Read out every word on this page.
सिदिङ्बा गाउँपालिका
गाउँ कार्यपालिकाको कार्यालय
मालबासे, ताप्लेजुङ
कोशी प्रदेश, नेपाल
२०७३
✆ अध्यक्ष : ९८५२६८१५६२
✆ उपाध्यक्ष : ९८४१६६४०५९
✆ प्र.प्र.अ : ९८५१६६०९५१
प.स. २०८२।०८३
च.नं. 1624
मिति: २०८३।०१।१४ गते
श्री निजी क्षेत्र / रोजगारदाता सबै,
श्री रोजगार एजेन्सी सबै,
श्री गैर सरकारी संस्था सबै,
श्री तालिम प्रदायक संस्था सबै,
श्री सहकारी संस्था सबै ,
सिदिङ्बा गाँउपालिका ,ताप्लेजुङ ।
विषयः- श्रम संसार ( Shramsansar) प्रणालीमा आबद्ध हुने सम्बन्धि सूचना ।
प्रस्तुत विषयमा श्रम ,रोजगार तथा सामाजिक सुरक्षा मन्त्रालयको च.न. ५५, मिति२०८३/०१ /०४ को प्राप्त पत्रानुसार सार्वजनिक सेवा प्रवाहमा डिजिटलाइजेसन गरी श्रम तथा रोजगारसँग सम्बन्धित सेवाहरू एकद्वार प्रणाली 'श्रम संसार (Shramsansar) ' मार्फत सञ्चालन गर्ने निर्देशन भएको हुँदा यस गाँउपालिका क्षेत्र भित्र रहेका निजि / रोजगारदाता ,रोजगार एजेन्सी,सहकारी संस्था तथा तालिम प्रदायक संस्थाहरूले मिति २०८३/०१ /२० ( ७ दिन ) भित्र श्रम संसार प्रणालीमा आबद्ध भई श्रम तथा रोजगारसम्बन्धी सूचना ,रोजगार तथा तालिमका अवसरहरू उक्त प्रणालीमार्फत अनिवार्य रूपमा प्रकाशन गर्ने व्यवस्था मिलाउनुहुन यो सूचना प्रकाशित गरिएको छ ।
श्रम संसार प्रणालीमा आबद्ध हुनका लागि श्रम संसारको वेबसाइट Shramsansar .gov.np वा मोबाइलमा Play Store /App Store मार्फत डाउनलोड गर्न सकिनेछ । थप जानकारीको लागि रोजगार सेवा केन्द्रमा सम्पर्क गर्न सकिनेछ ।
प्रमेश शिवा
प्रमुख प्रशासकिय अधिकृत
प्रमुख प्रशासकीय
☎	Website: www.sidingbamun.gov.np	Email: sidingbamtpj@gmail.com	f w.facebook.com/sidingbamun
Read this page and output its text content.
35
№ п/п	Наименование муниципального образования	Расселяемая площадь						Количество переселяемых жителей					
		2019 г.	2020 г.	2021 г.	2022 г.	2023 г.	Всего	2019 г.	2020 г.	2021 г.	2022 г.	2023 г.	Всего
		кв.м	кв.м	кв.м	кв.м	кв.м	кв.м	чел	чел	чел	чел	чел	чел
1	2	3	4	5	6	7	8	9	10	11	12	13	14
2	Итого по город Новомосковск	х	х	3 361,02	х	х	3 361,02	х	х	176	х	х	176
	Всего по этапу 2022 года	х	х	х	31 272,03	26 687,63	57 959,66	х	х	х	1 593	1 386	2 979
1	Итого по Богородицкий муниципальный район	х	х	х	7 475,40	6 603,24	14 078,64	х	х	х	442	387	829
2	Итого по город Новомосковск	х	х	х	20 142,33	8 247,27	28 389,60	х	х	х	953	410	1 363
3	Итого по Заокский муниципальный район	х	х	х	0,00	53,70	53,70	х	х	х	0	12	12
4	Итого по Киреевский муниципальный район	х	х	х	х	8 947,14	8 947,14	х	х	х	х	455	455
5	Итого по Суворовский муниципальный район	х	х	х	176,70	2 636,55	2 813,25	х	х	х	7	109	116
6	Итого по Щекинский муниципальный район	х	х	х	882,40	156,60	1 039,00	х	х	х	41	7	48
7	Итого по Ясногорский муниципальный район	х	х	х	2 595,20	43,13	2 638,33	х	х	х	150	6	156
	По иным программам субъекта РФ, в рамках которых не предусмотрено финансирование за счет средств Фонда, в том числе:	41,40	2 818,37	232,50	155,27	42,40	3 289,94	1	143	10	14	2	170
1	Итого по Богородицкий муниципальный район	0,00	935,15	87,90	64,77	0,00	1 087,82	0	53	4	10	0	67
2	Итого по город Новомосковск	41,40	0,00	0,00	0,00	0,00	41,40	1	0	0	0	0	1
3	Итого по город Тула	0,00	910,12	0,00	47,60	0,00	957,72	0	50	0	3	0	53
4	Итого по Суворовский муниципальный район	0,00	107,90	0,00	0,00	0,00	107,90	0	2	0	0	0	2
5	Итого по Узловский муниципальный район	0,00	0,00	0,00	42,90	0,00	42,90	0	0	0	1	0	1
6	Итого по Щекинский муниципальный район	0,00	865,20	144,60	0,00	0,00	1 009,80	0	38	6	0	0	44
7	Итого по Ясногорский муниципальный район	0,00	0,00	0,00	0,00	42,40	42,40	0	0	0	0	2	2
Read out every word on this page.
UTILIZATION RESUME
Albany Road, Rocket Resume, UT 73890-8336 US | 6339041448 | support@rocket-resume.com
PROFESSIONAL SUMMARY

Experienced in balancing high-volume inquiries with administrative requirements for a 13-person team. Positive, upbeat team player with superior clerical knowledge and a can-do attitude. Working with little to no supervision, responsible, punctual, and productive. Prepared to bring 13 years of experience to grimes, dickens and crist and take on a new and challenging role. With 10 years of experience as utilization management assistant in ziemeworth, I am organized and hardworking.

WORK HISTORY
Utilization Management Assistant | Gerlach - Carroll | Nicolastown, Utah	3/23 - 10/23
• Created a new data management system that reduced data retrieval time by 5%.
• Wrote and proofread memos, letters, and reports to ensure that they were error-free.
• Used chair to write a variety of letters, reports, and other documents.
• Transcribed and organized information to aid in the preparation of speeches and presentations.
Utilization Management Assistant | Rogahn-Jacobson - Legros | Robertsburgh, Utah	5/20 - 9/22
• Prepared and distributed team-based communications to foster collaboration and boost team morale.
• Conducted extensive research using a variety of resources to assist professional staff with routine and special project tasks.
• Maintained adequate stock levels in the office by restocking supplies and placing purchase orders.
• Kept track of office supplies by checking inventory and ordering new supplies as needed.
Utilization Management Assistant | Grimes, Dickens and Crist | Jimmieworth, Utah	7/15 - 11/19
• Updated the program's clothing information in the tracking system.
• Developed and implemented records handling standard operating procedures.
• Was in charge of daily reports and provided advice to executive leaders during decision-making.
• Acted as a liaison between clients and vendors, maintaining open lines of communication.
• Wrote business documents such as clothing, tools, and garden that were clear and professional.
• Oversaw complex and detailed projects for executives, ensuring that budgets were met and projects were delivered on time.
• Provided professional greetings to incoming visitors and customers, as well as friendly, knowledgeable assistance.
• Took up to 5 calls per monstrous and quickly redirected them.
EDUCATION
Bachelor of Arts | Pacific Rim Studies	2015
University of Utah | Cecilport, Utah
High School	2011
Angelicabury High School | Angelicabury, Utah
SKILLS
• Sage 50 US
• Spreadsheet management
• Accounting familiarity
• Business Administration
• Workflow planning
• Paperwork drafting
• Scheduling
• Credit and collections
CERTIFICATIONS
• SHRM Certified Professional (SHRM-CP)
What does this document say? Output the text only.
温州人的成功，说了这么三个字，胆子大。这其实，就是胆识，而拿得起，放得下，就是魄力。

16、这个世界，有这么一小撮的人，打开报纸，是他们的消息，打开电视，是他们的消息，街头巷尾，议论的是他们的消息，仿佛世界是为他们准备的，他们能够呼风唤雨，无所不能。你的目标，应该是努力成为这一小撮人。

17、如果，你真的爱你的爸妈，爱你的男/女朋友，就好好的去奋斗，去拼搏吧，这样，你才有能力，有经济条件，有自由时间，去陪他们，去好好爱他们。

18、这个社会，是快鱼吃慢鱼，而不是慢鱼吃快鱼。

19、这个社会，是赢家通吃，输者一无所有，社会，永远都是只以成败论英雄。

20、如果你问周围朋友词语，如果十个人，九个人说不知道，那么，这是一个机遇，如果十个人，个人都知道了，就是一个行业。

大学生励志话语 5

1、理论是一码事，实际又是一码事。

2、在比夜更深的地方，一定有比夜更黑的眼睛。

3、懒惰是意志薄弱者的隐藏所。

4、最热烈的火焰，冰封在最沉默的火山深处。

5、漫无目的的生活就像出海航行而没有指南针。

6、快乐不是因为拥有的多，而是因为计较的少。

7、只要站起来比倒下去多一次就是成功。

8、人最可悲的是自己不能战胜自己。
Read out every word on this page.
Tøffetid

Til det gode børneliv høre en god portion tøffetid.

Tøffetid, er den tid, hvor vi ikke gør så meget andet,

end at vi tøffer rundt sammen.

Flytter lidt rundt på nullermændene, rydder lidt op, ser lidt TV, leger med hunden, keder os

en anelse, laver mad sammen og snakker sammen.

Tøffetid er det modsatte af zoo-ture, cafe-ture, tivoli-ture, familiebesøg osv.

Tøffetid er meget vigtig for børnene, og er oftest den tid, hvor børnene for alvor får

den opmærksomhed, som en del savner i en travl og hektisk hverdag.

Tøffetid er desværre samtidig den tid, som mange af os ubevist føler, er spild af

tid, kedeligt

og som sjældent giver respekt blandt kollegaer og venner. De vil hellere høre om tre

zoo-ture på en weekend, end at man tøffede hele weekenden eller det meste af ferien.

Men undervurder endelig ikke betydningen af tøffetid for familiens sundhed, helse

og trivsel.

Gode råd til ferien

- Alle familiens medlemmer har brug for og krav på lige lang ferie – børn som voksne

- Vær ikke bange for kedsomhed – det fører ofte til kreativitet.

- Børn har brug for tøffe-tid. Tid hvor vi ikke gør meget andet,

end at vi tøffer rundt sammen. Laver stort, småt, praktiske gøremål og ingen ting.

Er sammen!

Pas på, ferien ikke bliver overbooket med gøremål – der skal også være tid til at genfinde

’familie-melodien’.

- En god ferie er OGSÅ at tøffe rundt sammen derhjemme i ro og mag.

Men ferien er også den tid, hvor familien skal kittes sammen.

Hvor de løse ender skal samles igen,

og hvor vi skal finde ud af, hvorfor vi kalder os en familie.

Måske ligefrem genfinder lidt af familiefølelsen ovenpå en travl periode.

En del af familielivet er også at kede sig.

*-*-*

◆ Request
List each line of the entries that holds the string "Prepared".

◆ Full answer
Experienced in balancing high-volume inquiries with administrative requirements for a 13-person team. Positive, upbeat team player with superior clerical knowledge and a can-do attitude. Working with little to no supervision, responsible, punctual, and productive. Prepared to bring 13 years of experience to grimes, dickens and crist and take on a new and challenging role. With 10 years of experience as utilization management assistant in ziemeworth, I am organized and hardworking.
• Prepared and distributed team-based communications to foster collaboration and boost team morale.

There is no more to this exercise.